→ **Problem description**: Transcribe the lines below exactly, beginning with the line that holds "Read all visible content and emit it as JSON." and ending with the final line, both included. Pictures are to be left out.

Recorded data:
· · ·
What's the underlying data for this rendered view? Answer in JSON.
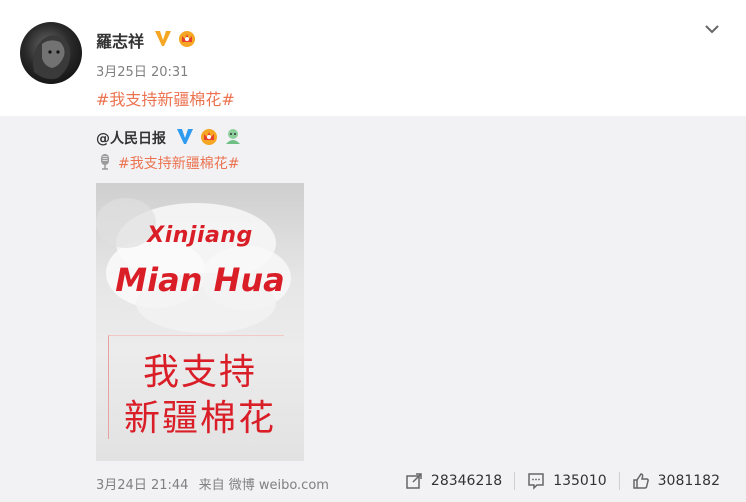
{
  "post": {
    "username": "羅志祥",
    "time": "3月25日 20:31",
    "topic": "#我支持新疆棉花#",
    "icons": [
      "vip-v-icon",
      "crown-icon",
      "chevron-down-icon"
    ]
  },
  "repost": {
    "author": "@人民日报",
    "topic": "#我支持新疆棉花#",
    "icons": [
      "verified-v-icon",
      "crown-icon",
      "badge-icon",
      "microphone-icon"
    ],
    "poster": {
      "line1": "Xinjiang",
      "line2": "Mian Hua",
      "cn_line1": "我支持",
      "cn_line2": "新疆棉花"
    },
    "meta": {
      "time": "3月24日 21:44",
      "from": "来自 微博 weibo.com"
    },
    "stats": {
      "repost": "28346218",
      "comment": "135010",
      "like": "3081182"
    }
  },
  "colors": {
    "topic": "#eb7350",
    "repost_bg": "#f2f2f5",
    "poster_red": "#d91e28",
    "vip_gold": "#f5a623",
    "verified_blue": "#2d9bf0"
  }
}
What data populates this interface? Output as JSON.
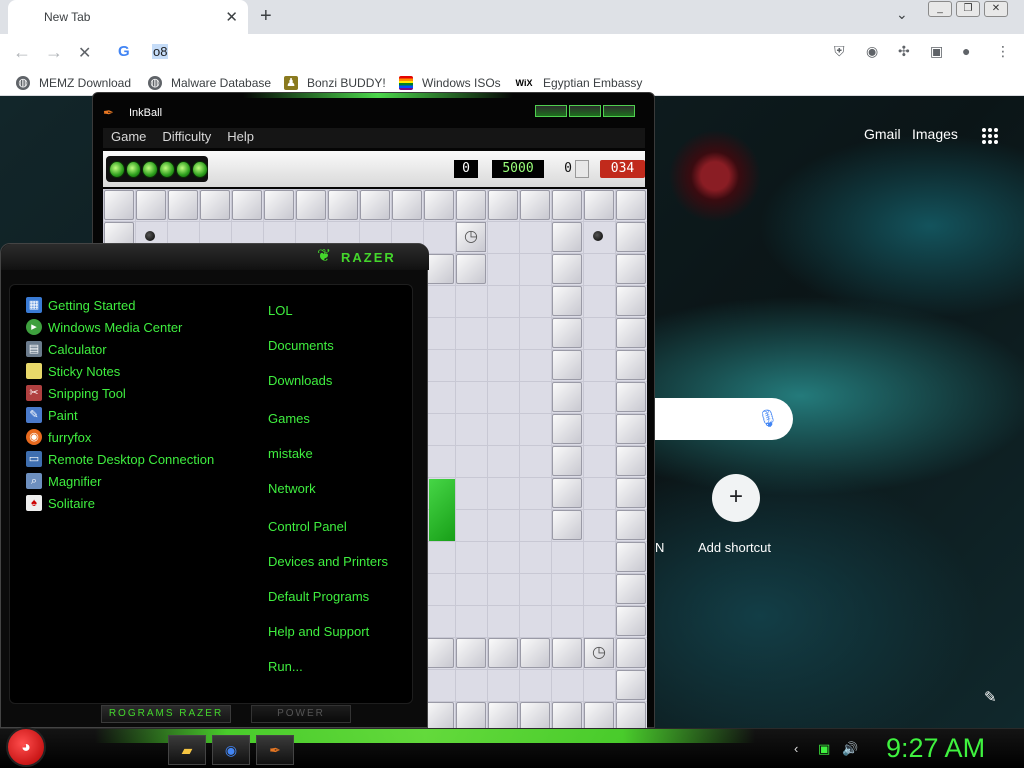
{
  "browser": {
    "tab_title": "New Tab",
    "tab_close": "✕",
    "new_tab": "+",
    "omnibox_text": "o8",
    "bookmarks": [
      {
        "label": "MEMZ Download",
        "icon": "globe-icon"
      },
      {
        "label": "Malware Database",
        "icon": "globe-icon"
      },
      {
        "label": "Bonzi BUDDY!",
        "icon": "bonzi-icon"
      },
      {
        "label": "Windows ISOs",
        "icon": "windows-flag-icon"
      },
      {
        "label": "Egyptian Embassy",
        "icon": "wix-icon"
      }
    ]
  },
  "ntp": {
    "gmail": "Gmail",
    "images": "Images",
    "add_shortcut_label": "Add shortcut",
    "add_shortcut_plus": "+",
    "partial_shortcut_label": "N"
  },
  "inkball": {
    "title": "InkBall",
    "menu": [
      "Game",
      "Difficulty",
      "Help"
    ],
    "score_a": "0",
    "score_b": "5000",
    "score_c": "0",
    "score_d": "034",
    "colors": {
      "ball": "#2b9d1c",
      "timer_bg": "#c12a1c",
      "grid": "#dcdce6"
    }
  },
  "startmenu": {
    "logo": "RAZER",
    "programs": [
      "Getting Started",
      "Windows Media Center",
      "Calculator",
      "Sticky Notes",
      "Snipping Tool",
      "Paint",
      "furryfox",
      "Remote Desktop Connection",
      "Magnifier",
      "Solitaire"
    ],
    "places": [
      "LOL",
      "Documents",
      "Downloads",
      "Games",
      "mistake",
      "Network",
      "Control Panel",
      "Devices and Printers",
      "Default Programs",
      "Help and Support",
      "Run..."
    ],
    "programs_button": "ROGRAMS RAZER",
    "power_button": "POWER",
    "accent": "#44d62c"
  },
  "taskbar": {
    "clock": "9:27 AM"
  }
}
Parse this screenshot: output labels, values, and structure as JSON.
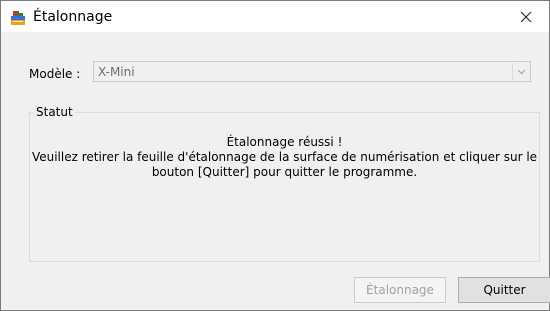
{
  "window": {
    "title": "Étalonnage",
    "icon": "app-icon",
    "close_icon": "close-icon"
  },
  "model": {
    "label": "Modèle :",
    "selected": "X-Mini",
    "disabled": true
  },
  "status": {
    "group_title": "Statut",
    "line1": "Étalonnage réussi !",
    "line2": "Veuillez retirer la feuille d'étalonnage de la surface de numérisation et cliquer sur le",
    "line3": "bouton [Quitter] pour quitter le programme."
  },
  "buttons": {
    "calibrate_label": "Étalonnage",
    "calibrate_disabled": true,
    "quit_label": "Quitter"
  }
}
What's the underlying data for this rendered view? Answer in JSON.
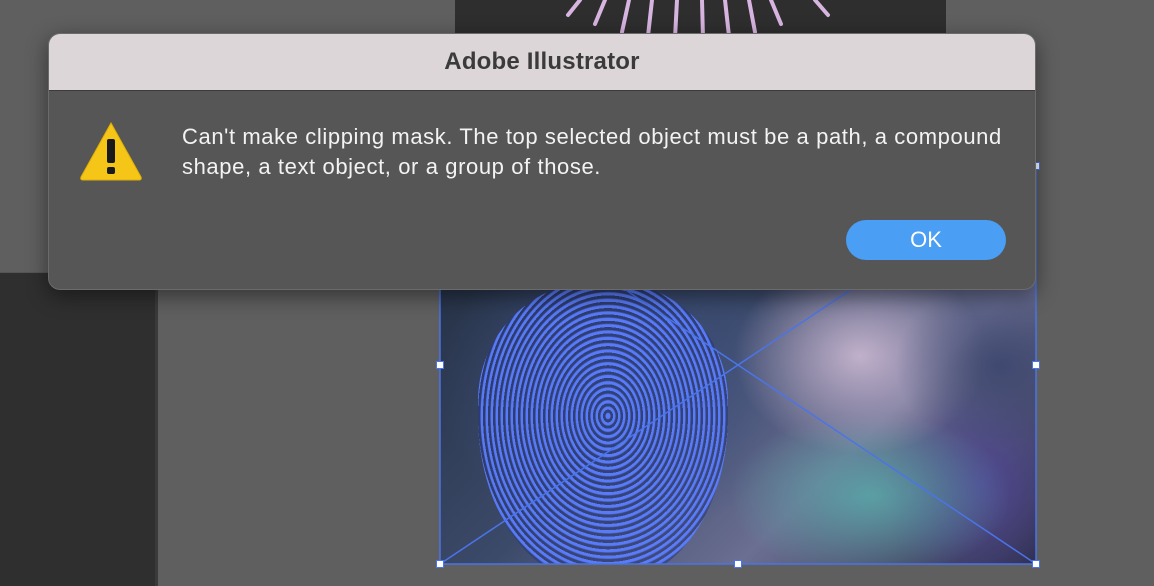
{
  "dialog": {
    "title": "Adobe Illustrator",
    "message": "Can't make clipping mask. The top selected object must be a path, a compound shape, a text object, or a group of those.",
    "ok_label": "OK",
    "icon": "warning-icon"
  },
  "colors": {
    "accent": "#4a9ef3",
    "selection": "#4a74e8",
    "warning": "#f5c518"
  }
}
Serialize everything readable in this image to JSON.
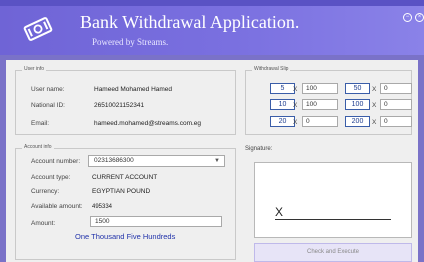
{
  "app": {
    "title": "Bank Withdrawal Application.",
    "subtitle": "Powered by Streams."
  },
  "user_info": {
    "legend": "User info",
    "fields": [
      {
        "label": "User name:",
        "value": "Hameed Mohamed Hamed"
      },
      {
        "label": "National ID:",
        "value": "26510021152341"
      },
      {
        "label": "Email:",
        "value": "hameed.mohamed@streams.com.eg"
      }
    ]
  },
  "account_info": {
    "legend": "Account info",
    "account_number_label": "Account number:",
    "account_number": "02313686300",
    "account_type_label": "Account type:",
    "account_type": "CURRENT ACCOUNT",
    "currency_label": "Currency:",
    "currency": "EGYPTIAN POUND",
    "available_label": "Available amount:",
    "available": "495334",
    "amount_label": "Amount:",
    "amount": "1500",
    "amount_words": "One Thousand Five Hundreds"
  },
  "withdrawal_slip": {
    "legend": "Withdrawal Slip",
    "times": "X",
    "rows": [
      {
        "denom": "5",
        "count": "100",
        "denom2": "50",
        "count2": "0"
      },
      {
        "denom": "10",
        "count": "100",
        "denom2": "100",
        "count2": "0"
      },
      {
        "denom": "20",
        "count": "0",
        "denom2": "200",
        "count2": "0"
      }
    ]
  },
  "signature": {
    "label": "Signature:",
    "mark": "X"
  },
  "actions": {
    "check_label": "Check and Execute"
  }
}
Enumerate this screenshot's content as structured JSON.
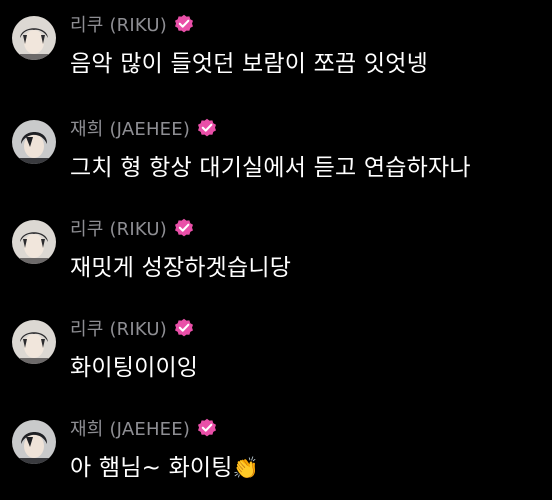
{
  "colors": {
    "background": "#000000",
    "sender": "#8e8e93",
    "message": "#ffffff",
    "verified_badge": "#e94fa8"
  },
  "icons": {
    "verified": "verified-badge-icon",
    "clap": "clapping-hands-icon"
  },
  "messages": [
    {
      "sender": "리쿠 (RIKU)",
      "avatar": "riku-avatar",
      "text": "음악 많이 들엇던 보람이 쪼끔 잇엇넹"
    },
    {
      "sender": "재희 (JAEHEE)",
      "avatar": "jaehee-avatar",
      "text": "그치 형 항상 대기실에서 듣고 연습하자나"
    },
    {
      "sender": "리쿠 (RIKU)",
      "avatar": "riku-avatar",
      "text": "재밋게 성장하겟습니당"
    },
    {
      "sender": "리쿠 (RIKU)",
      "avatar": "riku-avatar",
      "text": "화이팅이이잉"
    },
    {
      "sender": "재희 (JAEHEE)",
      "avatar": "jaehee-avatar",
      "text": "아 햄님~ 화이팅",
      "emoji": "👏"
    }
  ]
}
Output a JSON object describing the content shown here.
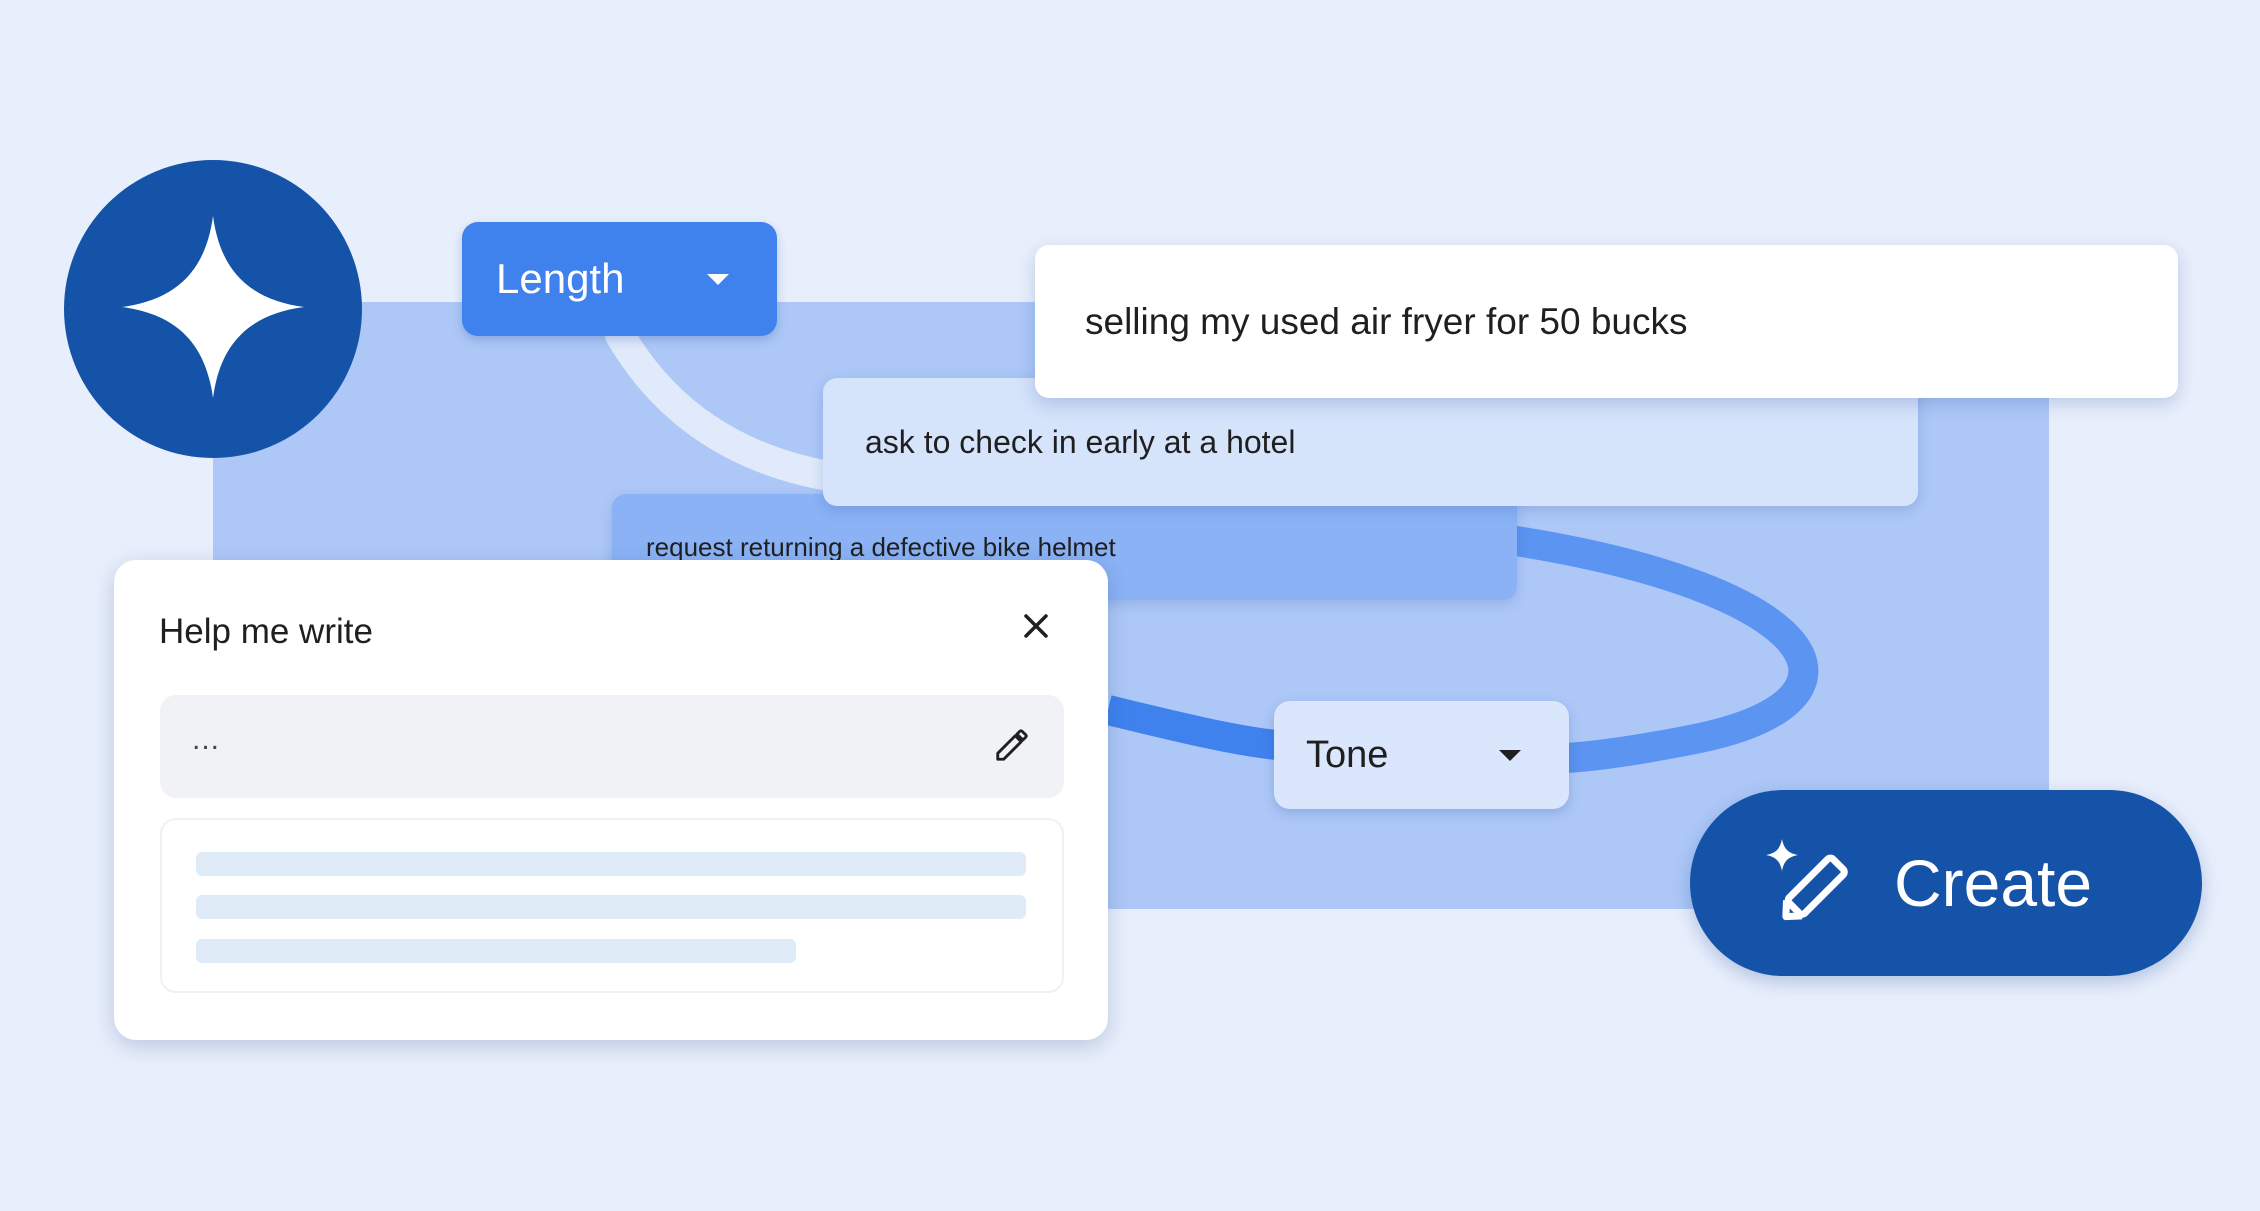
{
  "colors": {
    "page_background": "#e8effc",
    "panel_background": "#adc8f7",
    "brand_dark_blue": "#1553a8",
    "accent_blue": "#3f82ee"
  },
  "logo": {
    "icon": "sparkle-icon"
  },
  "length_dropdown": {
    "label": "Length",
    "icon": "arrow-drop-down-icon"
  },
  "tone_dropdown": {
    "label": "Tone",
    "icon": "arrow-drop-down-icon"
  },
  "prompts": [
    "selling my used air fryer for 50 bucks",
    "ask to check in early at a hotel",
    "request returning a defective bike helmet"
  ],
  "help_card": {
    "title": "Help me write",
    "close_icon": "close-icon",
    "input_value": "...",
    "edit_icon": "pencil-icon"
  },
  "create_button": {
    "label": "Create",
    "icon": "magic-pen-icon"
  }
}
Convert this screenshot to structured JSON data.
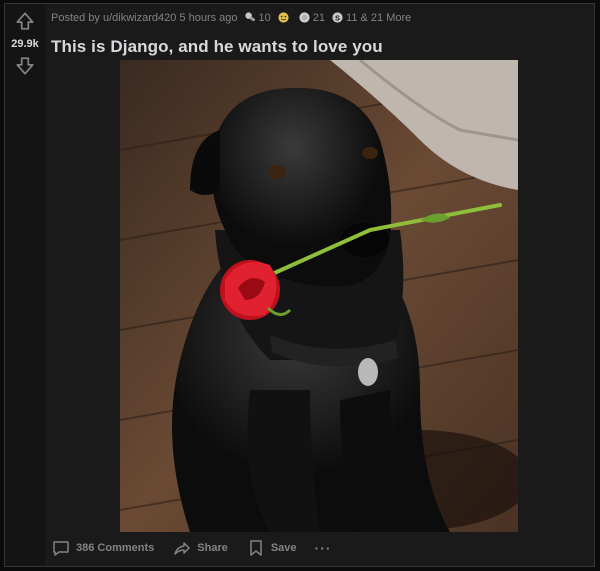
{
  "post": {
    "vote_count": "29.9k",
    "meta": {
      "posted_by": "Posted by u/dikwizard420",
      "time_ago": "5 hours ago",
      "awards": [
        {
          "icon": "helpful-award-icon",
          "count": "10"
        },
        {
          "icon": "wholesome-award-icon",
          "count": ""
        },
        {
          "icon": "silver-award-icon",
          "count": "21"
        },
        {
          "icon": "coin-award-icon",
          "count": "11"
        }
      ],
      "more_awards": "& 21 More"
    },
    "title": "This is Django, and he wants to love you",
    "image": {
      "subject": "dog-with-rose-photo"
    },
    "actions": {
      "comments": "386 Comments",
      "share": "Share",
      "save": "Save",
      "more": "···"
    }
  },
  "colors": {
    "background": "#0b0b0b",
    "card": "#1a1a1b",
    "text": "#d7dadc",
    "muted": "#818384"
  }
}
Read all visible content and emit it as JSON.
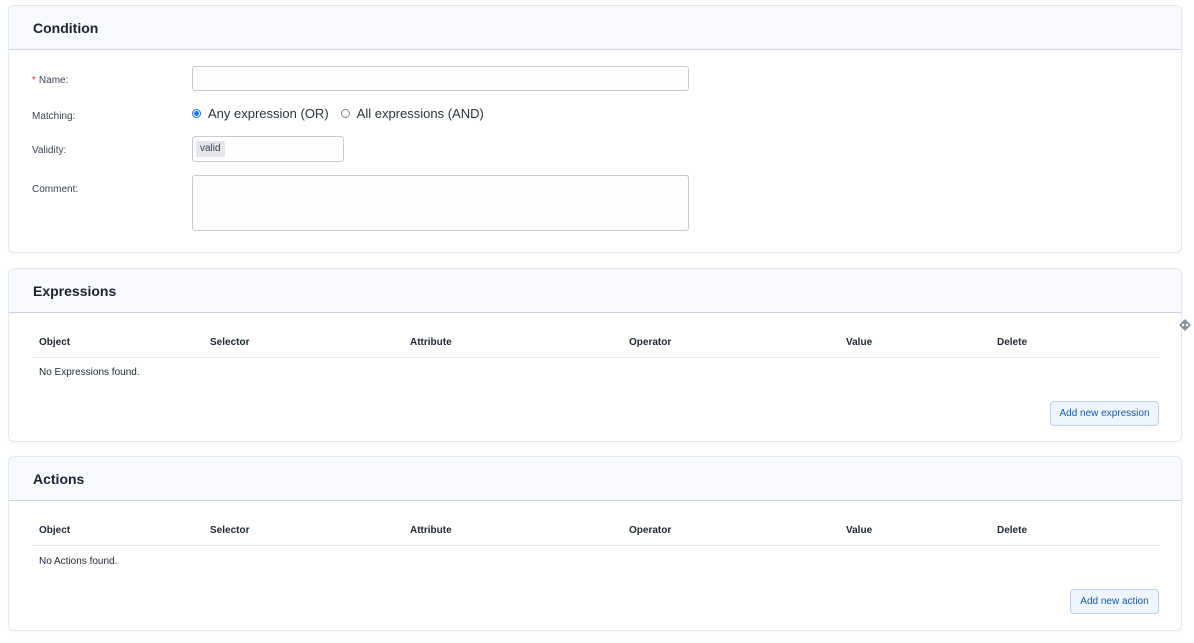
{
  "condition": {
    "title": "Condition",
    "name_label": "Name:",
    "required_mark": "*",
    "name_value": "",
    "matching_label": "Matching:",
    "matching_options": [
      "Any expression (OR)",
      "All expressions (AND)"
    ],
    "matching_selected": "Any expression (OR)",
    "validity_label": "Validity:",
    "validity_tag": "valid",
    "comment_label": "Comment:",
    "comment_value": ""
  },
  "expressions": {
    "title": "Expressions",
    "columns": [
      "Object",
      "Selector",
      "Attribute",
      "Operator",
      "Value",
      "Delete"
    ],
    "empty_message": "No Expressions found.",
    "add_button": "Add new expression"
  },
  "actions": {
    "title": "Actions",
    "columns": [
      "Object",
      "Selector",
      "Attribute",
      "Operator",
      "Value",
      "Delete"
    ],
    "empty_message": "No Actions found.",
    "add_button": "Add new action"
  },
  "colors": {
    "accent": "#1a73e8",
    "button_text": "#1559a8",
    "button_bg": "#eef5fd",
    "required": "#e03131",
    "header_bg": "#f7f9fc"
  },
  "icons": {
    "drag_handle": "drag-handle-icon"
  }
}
· · ·
→ **Solution to this exercise**:
Read all visible content and emit it as JSON.
{
  "condition": {
    "title": "Condition",
    "name_label": "Name:",
    "required_mark": "*",
    "name_value": "",
    "matching_label": "Matching:",
    "matching_options": [
      "Any expression (OR)",
      "All expressions (AND)"
    ],
    "matching_selected": "Any expression (OR)",
    "validity_label": "Validity:",
    "validity_tag": "valid",
    "comment_label": "Comment:",
    "comment_value": ""
  },
  "expressions": {
    "title": "Expressions",
    "columns": [
      "Object",
      "Selector",
      "Attribute",
      "Operator",
      "Value",
      "Delete"
    ],
    "empty_message": "No Expressions found.",
    "add_button": "Add new expression"
  },
  "actions": {
    "title": "Actions",
    "columns": [
      "Object",
      "Selector",
      "Attribute",
      "Operator",
      "Value",
      "Delete"
    ],
    "empty_message": "No Actions found.",
    "add_button": "Add new action"
  },
  "colors": {
    "accent": "#1a73e8",
    "button_text": "#1559a8",
    "button_bg": "#eef5fd",
    "required": "#e03131",
    "header_bg": "#f7f9fc"
  },
  "icons": {
    "drag_handle": "drag-handle-icon"
  }
}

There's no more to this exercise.